Rewrite the passage of the sales process text that opens with the words "But for every" and closes with "or her job.", swapping "road map" for "blueprint".

§ Page text:

===

I seems every time I write a post about the sales process, I get comments that it is not reasonable to force sales people to use the sales process. They include, “forcing someone to use the sales process removes their creativity from the opportunity,” or “I’m an experienced sales person, I know how to do deals, I don’t need to follow any company process,” or “it’s wrong to force high performers to do something different from what they are already doing.”
In some ways, I’m sympathetic. If a company has a bad or outdated sales process, then forcing sales people to use the process is counterproductive—fix the process first, then show the sales people how they can be more productive and effective using the sales process. With a great sales process, it becomes very simple, sales people close more business and make more money. The organization closes more business and makes more money. Simple!
But for every other reason, I am absolutely unsympathetic to sales people who don’t use the sales process or managers that don’t show sales people they can be more productive using the sales process. My reasoning is: If the sales process represents the best experience in closing deals, if it is based on maximizing the probability of winning, on reducing the sales cycle, on maximizing deal profitability, then it’s foolish for anyone not to use the sales process. If the sales process is the road map to success, helping sales people win more deals in a shorter period of time, then sales people should clamor to use the process. If the sales process maximizes the productivity and results of the sales person, then any manager not making sure their people understand and use the sales process is not doing his or her job.
In my view a sales process is not optional–at least if you want the highest levels of personal and organizational performance. It’s not optional for management. Managers must make sure they have designed a sales process that maximizes performance. Managers must make certain the process is current and competitive. Managers must train and coach their people in how to use the sales process to produce the best results. They must use the process in every review they do and set an example in their own personal performance. Any manager choosing not to do these things is telling his management and his people, “I am not trying to maximize the performance of my people and my organization. I’m not interested in my sales people being as successful as they can be. I’m not interested in making the organization as successful as it can be.”

===

[Saved data entries]
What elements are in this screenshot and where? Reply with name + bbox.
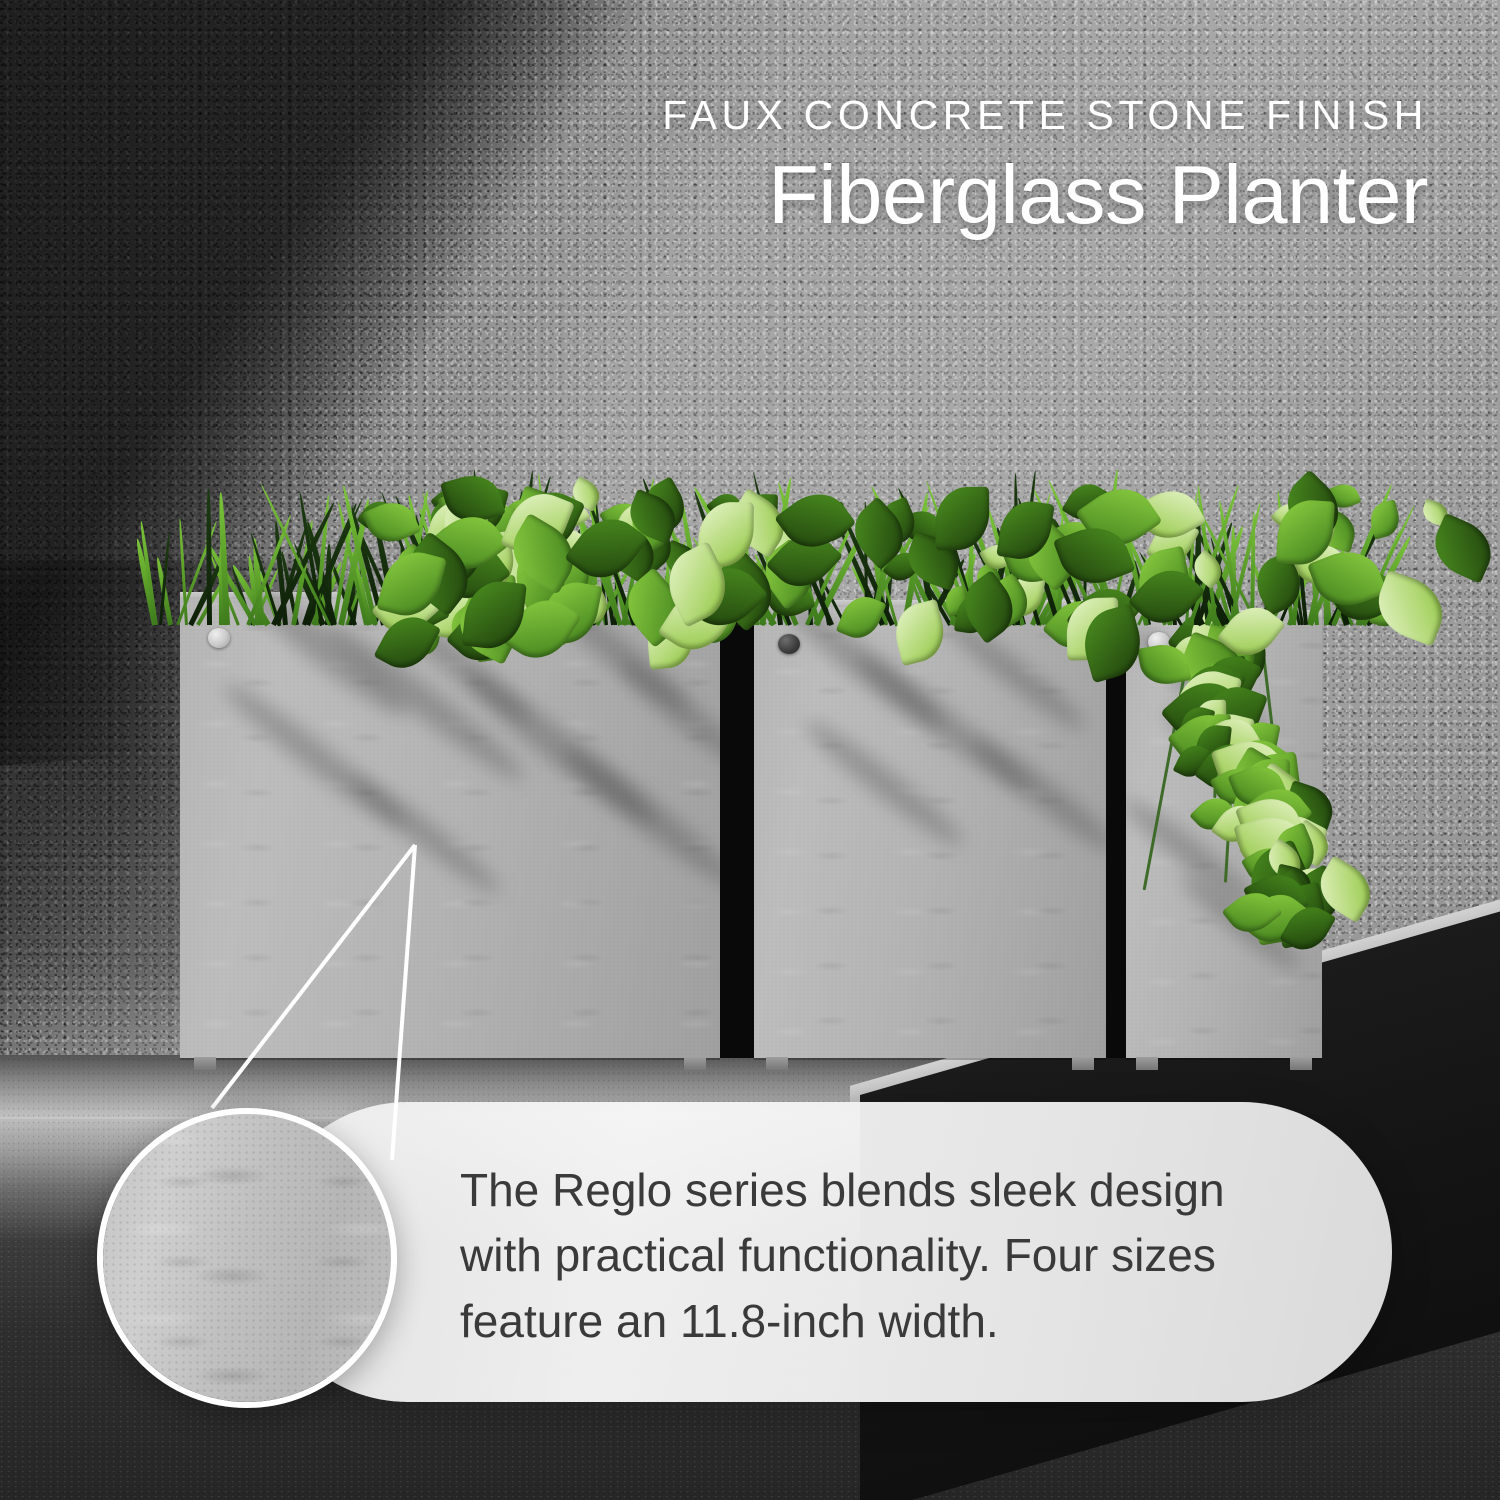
planter-large-left[interactable] (180, 592, 720, 1058)
planter-foot (1072, 1057, 1094, 1070)
magnifier-circle[interactable] (97, 1108, 397, 1408)
magnifier-texture-detail (103, 1114, 391, 1402)
page-title: Fiberglass Planter (662, 148, 1428, 243)
planter-leaf-shadows (754, 600, 1106, 1058)
planter-medium-center[interactable] (754, 600, 1106, 1058)
planter-foot (194, 1057, 216, 1070)
planter-gap (718, 600, 754, 1058)
planter-foot (1136, 1057, 1158, 1070)
grass-blade (206, 489, 212, 625)
planter-foot (766, 1057, 788, 1070)
drainage-plug-icon (208, 628, 230, 648)
planter-foot (684, 1057, 706, 1070)
planter-leaf-shadows (180, 592, 720, 1058)
caption-text: The Reglo series blends sleek design wit… (460, 1158, 1290, 1354)
magnifier-content (103, 1114, 391, 1402)
headline-kicker: FAUX CONCRETE STONE FINISH (662, 95, 1428, 136)
product-marketing-image: FAUX CONCRETE STONE FINISH Fiberglass Pl… (0, 0, 1500, 1500)
drainage-plug-icon (778, 634, 800, 654)
planter-foot (1290, 1057, 1312, 1070)
headline-block: FAUX CONCRETE STONE FINISH Fiberglass Pl… (662, 95, 1428, 243)
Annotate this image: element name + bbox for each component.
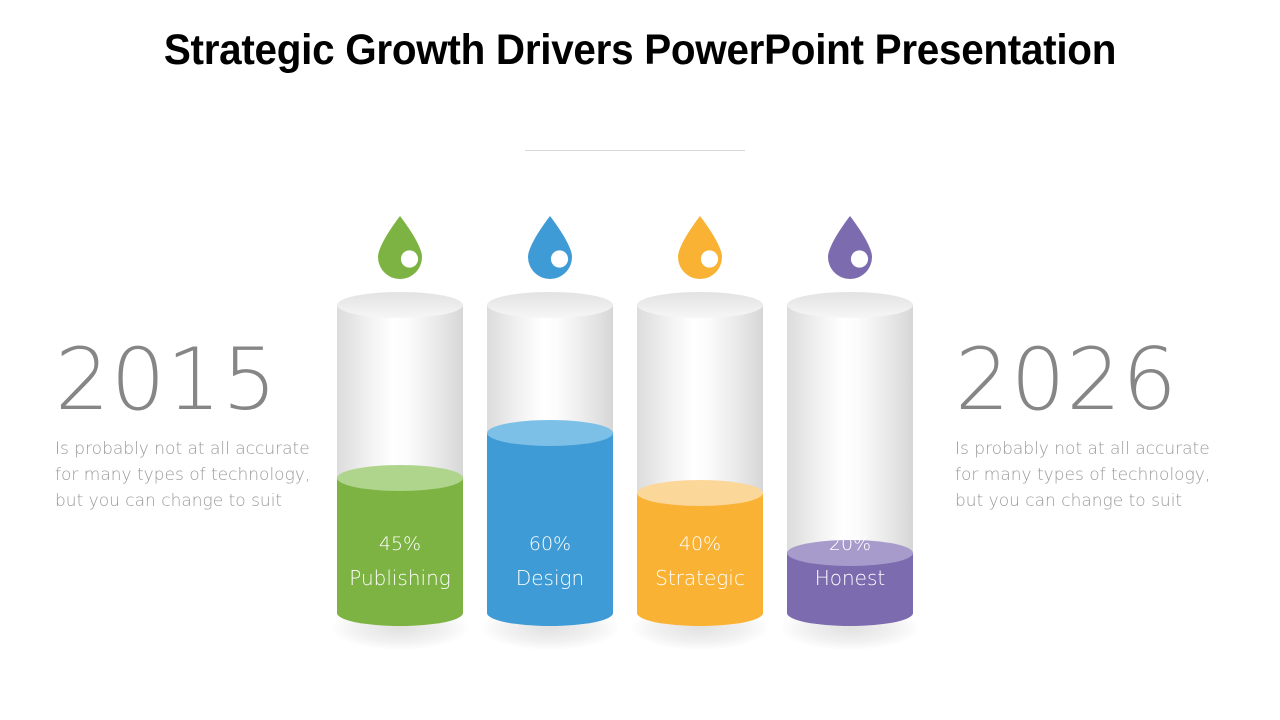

===

§ Task response:
But for every other reason, I am absolutely unsympathetic to sales people who don’t use the sales process or managers that don’t show sales people they can be more productive using the sales process. My reasoning is: If the sales process represents the best experience in closing deals, if it is based on maximizing the probability of winning, on reducing the sales cycle, on maximizing deal profitability, then it’s foolish for anyone not to use the sales process. If the sales process is the blueprint to success, helping sales people win more deals in a shorter period of time, then sales people should clamor to use the process. If the sales process maximizes the productivity and results of the sales person, then any manager not making sure their people understand and use the sales process is not doing his or her job.